Report back each line of the records that contains the string "dîner".
═════ Records for this task ═════
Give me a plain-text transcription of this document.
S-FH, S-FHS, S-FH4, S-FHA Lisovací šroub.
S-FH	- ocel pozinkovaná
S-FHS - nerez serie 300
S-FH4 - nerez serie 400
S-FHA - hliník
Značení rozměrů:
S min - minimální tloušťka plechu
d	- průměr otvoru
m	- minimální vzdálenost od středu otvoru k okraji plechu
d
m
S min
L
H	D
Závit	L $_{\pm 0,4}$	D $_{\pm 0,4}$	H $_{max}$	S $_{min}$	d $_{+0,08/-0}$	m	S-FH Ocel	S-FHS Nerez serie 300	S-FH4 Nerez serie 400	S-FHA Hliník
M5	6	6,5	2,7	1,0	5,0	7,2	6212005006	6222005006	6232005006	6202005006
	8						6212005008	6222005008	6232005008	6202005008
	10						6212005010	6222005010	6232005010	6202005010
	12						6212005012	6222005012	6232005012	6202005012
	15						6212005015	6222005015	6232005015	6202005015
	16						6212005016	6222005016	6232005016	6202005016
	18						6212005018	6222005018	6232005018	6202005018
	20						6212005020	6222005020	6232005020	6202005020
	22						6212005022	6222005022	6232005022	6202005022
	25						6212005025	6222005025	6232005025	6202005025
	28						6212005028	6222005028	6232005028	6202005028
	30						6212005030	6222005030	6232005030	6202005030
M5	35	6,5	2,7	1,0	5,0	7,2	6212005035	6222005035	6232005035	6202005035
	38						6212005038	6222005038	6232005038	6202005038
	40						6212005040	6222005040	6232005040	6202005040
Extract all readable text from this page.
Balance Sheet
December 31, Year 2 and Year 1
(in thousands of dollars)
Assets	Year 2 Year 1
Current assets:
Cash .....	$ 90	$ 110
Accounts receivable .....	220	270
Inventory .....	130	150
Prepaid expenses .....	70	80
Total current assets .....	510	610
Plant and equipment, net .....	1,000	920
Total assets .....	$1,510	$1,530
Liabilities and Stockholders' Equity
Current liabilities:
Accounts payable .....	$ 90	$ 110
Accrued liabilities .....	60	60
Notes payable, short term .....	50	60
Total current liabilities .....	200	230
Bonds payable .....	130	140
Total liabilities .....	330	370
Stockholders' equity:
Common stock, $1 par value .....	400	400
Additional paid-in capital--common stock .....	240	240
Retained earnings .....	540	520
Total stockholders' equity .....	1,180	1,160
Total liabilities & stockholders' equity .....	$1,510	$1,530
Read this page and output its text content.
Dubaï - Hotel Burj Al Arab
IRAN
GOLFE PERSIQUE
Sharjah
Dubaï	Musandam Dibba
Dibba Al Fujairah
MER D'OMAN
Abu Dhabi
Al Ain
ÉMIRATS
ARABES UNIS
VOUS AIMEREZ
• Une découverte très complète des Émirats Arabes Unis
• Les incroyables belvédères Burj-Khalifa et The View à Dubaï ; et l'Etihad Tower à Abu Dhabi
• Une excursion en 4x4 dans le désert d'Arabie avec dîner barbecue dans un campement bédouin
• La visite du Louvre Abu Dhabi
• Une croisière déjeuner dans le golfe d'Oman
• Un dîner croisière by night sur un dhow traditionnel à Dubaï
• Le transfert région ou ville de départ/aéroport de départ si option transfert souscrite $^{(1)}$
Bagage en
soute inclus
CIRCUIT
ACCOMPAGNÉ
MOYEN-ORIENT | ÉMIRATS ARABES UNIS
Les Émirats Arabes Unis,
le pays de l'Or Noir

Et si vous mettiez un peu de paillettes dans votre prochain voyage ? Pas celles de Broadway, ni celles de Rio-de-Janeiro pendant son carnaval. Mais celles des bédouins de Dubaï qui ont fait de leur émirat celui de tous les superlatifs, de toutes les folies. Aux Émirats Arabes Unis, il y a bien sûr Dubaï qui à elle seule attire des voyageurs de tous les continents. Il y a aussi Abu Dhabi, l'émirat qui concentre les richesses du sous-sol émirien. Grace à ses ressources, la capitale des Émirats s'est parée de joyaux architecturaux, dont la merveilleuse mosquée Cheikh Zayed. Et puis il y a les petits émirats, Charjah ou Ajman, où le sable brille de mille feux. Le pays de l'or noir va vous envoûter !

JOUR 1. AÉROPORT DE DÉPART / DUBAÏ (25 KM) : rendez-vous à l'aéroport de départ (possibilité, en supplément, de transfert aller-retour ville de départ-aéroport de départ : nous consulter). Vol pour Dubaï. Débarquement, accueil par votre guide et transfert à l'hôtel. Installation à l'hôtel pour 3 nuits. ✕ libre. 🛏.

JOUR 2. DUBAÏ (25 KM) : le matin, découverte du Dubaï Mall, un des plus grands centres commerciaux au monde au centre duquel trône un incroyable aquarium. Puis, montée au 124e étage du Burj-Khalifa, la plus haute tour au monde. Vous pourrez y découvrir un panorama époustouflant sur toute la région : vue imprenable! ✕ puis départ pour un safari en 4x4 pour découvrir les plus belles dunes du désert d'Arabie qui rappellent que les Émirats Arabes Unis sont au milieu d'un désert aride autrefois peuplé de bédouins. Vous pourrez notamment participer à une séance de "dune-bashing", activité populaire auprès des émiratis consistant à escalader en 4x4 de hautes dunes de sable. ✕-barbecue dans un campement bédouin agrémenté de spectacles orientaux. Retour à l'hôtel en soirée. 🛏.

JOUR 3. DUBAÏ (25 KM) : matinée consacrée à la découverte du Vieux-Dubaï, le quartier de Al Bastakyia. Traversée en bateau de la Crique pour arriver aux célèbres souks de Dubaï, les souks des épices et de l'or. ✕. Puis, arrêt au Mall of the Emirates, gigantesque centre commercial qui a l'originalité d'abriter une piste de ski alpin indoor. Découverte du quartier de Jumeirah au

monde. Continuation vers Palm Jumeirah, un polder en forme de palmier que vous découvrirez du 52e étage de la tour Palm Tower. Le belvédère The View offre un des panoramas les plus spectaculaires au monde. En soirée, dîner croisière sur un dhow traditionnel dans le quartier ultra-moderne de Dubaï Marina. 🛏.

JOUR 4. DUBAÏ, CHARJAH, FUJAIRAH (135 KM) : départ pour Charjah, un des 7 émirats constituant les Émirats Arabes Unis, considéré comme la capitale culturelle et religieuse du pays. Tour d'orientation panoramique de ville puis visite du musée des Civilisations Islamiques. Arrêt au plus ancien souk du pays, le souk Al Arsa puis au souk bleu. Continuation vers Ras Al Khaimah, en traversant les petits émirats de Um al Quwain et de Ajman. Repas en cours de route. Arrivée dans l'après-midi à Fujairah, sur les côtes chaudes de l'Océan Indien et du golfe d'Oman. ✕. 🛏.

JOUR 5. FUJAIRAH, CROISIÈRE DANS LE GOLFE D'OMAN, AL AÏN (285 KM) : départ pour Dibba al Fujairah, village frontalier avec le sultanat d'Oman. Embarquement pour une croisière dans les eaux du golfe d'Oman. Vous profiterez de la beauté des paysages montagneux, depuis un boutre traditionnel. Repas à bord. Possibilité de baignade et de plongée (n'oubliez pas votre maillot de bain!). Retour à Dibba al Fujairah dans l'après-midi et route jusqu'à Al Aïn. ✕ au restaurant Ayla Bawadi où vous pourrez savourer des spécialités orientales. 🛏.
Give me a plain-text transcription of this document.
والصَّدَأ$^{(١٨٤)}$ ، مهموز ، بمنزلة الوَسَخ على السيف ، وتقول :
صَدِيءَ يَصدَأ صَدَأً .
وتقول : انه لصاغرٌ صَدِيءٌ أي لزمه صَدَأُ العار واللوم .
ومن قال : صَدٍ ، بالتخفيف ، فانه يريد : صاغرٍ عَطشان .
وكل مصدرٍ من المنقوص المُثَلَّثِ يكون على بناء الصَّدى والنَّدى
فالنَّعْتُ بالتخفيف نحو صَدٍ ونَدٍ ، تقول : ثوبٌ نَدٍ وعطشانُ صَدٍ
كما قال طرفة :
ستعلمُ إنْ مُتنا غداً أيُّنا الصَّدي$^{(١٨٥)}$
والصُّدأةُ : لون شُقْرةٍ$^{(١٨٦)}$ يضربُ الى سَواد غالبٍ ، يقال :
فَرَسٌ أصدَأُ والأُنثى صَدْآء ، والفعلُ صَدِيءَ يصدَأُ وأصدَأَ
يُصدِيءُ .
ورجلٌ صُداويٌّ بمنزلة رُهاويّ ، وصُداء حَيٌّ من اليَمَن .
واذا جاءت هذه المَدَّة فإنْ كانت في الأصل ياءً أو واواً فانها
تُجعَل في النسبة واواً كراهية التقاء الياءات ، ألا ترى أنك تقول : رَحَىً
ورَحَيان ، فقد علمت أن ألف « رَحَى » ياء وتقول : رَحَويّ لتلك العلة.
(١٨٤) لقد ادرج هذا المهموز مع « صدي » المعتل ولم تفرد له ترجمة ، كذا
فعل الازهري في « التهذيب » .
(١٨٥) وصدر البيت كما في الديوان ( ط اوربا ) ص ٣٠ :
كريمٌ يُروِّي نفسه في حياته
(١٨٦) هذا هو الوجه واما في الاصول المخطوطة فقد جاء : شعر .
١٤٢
═════
- [Exercise response]:
• Une excursion en 4x4 dans le désert d'Arabie avec dîner barbecue dans un campement bédouin
• Un dîner croisière by night sur un dhow traditionnel à Dubaï
monde. Continuation vers Palm Jumeirah, un polder en forme de palmier que vous découvrirez du 52e étage de la tour Palm Tower. Le belvédère The View offre un des panoramas les plus spectaculaires au monde. En soirée, dîner croisière sur un dhow traditionnel dans le quartier ultra-moderne de Dubaï Marina. 🛏.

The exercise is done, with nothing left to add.